» EXERCISE INSTRUCTIONS
Repeat every entry in the listing below, exactly.

» MATERIAL TO PROCESS

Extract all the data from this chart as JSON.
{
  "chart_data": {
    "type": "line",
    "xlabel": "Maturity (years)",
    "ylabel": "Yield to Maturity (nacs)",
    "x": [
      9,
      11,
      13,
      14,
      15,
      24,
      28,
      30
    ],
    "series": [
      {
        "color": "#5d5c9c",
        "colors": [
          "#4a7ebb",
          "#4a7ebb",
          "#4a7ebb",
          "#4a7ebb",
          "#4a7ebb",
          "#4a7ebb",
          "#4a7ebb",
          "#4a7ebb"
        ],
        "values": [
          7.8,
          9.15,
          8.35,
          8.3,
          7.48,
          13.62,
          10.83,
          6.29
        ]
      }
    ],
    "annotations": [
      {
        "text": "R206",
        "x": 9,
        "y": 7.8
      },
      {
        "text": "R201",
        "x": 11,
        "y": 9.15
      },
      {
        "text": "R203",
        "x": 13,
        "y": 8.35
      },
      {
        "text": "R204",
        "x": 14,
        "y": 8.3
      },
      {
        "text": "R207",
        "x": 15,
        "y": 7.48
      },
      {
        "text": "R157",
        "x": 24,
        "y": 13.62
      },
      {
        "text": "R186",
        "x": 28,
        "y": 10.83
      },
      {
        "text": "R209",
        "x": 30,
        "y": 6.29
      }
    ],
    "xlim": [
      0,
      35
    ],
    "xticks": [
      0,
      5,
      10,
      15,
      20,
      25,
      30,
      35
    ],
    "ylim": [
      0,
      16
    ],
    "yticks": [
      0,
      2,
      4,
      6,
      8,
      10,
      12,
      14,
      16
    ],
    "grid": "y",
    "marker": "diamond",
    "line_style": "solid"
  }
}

» SOLUTION
Extract all the data from this chart as JSON.
{
  "chart_data": {
    "type": "line",
    "xlabel": "Maturity (years)",
    "ylabel": "Yield to Maturity (nacs)",
    "x": [
      9,
      11,
      13,
      14,
      15,
      24,
      28,
      30
    ],
    "series": [
      {
        "color": "#5d5c9c",
        "colors": [
          "#4a7ebb",
          "#4a7ebb",
          "#4a7ebb",
          "#4a7ebb",
          "#4a7ebb",
          "#4a7ebb",
          "#4a7ebb",
          "#4a7ebb"
        ],
        "values": [
          7.8,
          9.15,
          8.35,
          8.3,
          7.48,
          13.62,
          10.83,
          6.29
        ]
      }
    ],
    "annotations": [
      {
        "text": "R206",
        "x": 9,
        "y": 7.8
      },
      {
        "text": "R201",
        "x": 11,
        "y": 9.15
      },
      {
        "text": "R203",
        "x": 13,
        "y": 8.35
      },
      {
        "text": "R204",
        "x": 14,
        "y": 8.3
      },
      {
        "text": "R207",
        "x": 15,
        "y": 7.48
      },
      {
        "text": "R157",
        "x": 24,
        "y": 13.62
      },
      {
        "text": "R186",
        "x": 28,
        "y": 10.83
      },
      {
        "text": "R209",
        "x": 30,
        "y": 6.29
      }
    ],
    "xlim": [
      0,
      35
    ],
    "xticks": [
      0,
      5,
      10,
      15,
      20,
      25,
      30,
      35
    ],
    "ylim": [
      0,
      16
    ],
    "yticks": [
      0,
      2,
      4,
      6,
      8,
      10,
      12,
      14,
      16
    ],
    "grid": "y",
    "marker": "diamond",
    "line_style": "solid"
  }
}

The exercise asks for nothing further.